## AIM OF THE TASK
Give only the number of lines where "INTERCOM" occurs.

>> Start INPUT DATA

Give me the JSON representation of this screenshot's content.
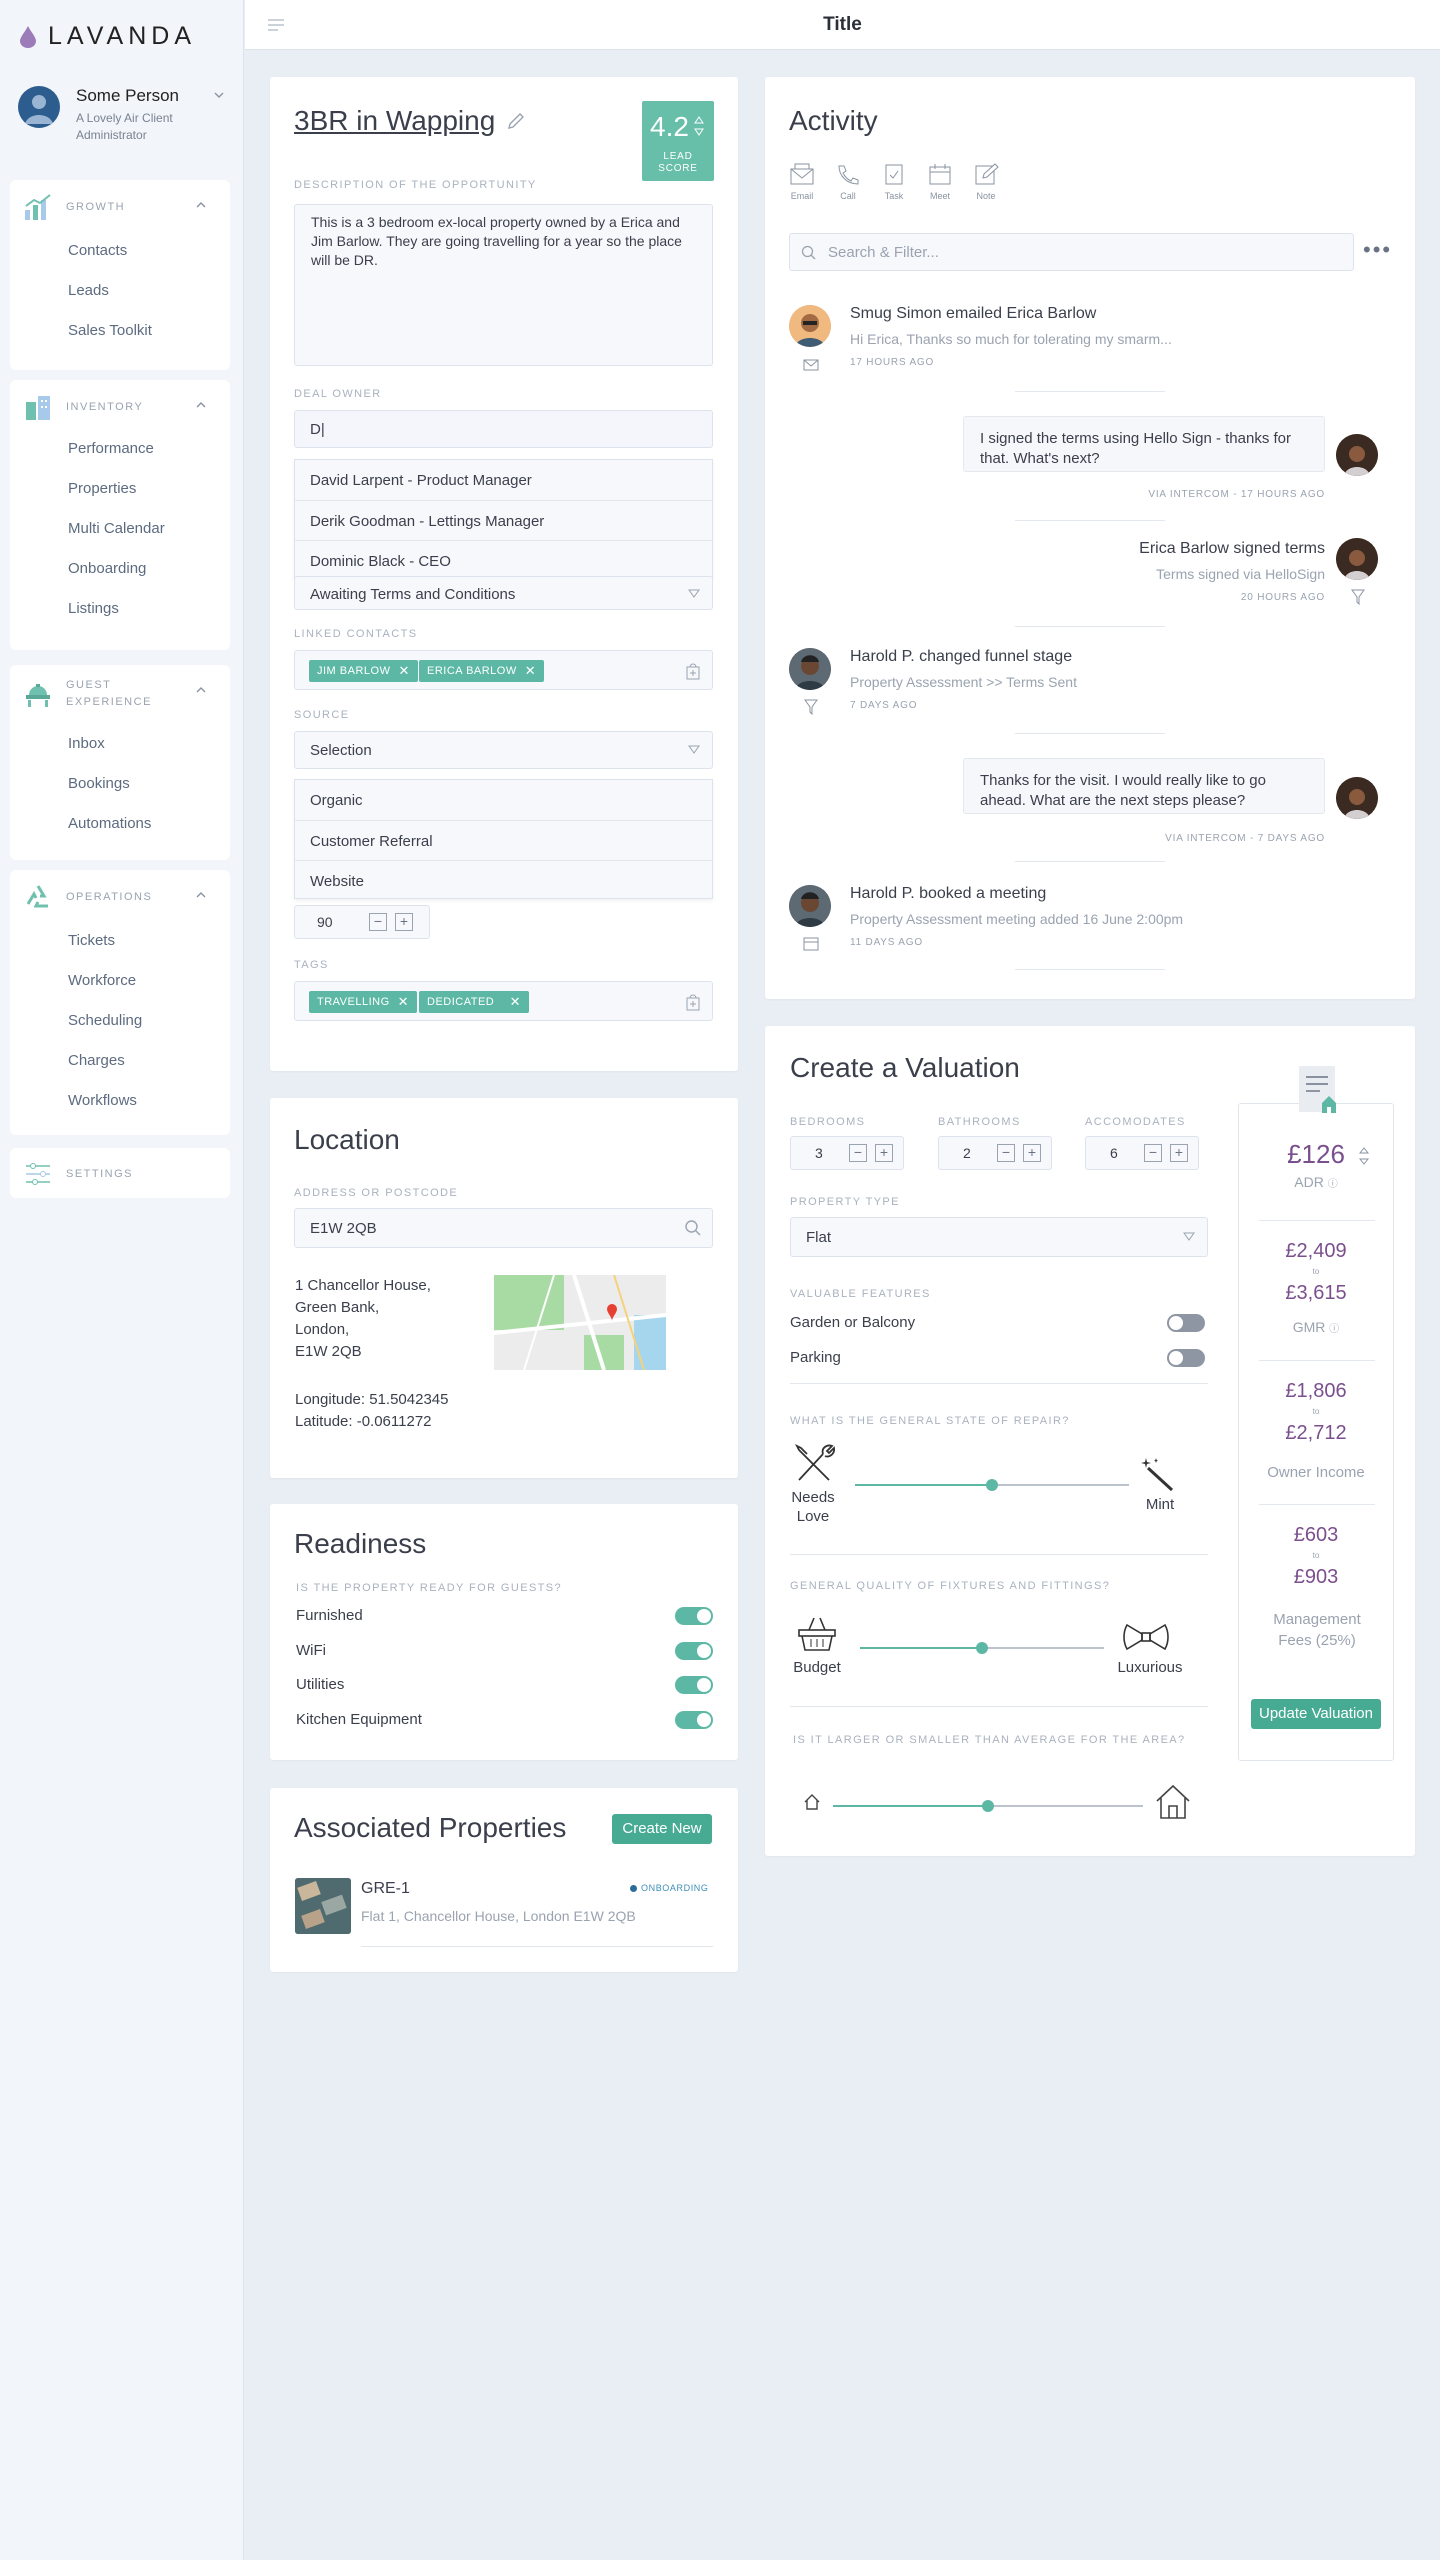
{
  "app": {
    "logo": "LAVANDA",
    "page_title": "Title"
  },
  "user": {
    "name": "Some Person",
    "org": "A Lovely Air Client",
    "role": "Administrator"
  },
  "sidebar": {
    "sections": [
      {
        "title": "GROWTH",
        "items": [
          "Contacts",
          "Leads",
          "Sales Toolkit"
        ]
      },
      {
        "title": "INVENTORY",
        "items": [
          "Performance",
          "Properties",
          "Multi Calendar",
          "Onboarding",
          "Listings"
        ]
      },
      {
        "title": "GUEST EXPERIENCE",
        "items": [
          "Inbox",
          "Bookings",
          "Automations"
        ]
      },
      {
        "title": "OPERATIONS",
        "items": [
          "Tickets",
          "Workforce",
          "Scheduling",
          "Charges",
          "Workflows"
        ]
      }
    ],
    "settings": "SETTINGS"
  },
  "deal": {
    "title": "3BR in Wapping",
    "lead_score": "4.2",
    "lead_score_label_1": "LEAD",
    "lead_score_label_2": "SCORE",
    "description_label": "DESCRIPTION OF THE OPPORTUNITY",
    "description": "This is a 3 bedroom ex-local property owned by a Erica and Jim Barlow. They are going travelling for a year so the place will be DR.",
    "owner_label": "DEAL OWNER",
    "owner_value": "D|",
    "owner_options": [
      "David Larpent - Product Manager",
      "Derik Goodman - Lettings Manager",
      "Dominic Black - CEO"
    ],
    "stage_value": "Awaiting Terms and Conditions",
    "linked_label": "LINKED CONTACTS",
    "linked_contacts": [
      "JIM BARLOW",
      "ERICA BARLOW"
    ],
    "source_label": "SOURCE",
    "source_value": "Selection",
    "source_options": [
      "Organic",
      "Customer Referral",
      "Website"
    ],
    "score_value": "90",
    "tags_label": "TAGS",
    "tags": [
      "TRAVELLING",
      "DEDICATED"
    ]
  },
  "location": {
    "title": "Location",
    "address_label": "ADDRESS OR POSTCODE",
    "postcode": "E1W 2QB",
    "address_lines": [
      "1 Chancellor House,",
      "Green Bank,",
      "London,",
      "E1W 2QB"
    ],
    "longitude": "Longitude: 51.5042345",
    "latitude": "Latitude: -0.0611272"
  },
  "readiness": {
    "title": "Readiness",
    "question": "IS THE PROPERTY READY FOR GUESTS?",
    "items": [
      {
        "label": "Furnished",
        "on": true
      },
      {
        "label": "WiFi",
        "on": true
      },
      {
        "label": "Utilities",
        "on": true
      },
      {
        "label": "Kitchen Equipment",
        "on": true
      }
    ]
  },
  "associated": {
    "title": "Associated Properties",
    "create_label": "Create New",
    "property_code": "GRE-1",
    "property_status": "ONBOARDING",
    "property_address": "Flat 1, Chancellor House, London E1W 2QB"
  },
  "activity": {
    "title": "Activity",
    "actions": [
      "Email",
      "Call",
      "Task",
      "Meet",
      "Note"
    ],
    "search_placeholder": "Search & Filter...",
    "items": [
      {
        "title": "Smug Simon emailed Erica Barlow",
        "sub": "Hi Erica, Thanks so much for tolerating my smarm...",
        "time": "17 HOURS AGO"
      },
      {
        "message": "I signed the terms using Hello Sign - thanks for that. What's next?",
        "time": "VIA INTERCOM - 17 HOURS AGO"
      },
      {
        "title": "Erica Barlow signed terms",
        "sub": "Terms signed via HelloSign",
        "time": "20 HOURS AGO"
      },
      {
        "title": "Harold P. changed funnel stage",
        "sub": "Property Assessment >> Terms Sent",
        "time": "7 DAYS AGO"
      },
      {
        "message": "Thanks for the visit. I would really like to go ahead. What are the next steps please?",
        "time": "VIA INTERCOM - 7 DAYS AGO"
      },
      {
        "title": "Harold P. booked a meeting",
        "sub": "Property Assessment meeting added 16 June 2:00pm",
        "time": "11 DAYS AGO"
      }
    ]
  },
  "valuation": {
    "title": "Create a Valuation",
    "bedrooms_label": "BEDROOMS",
    "bedrooms": "3",
    "bathrooms_label": "BATHROOMS",
    "bathrooms": "2",
    "accomodates_label": "ACCOMODATES",
    "accomodates": "6",
    "property_type_label": "PROPERTY TYPE",
    "property_type": "Flat",
    "features_label": "VALUABLE FEATURES",
    "features": [
      {
        "label": "Garden or Balcony",
        "on": false
      },
      {
        "label": "Parking",
        "on": false
      }
    ],
    "repair_label": "WHAT IS THE GENERAL STATE OF REPAIR?",
    "repair_low": "Needs Love",
    "repair_high": "Mint",
    "repair_level": 0.5,
    "quality_label": "GENERAL QUALITY OF FIXTURES AND FITTINGS?",
    "quality_low": "Budget",
    "quality_high": "Luxurious",
    "quality_level": 0.5,
    "size_label": "IS IT LARGER OR SMALLER THAN AVERAGE FOR THE AREA?",
    "size_level": 0.5,
    "adr": "£126",
    "adr_label": "ADR",
    "gmr_low": "£2,409",
    "gmr_high": "£3,615",
    "gmr_label": "GMR",
    "income_low": "£1,806",
    "income_high": "£2,712",
    "income_label": "Owner Income",
    "fees_low": "£603",
    "fees_high": "£903",
    "fees_label": "Management Fees (25%)",
    "to": "to",
    "update_label": "Update Valuation"
  },
  "colors": {
    "accent": "#5cb8a5",
    "brand": "#7b4f8e",
    "text": "#3a3f4b"
  }
}
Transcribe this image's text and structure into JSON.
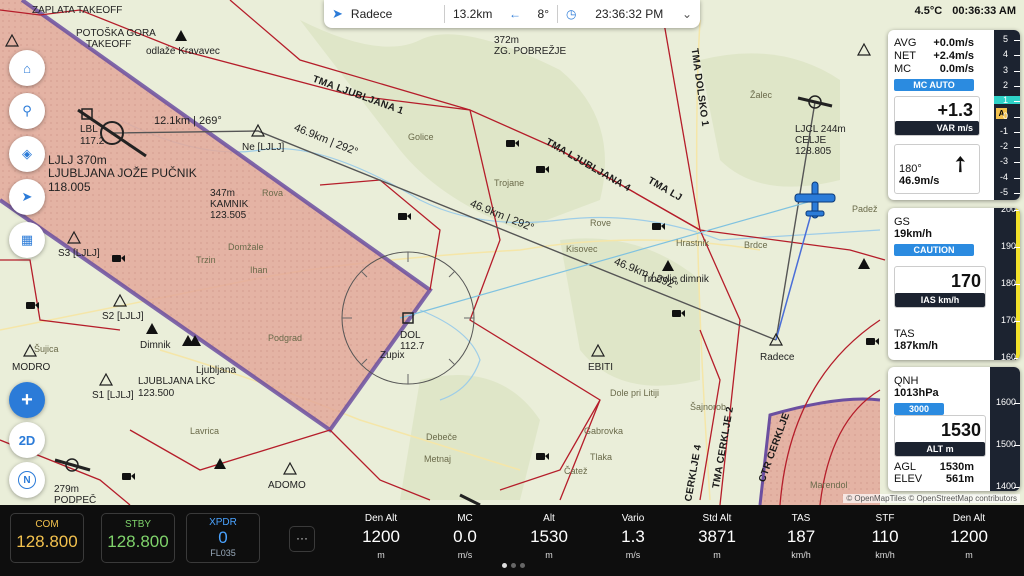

>> End INPUT DATA

## REPLY
2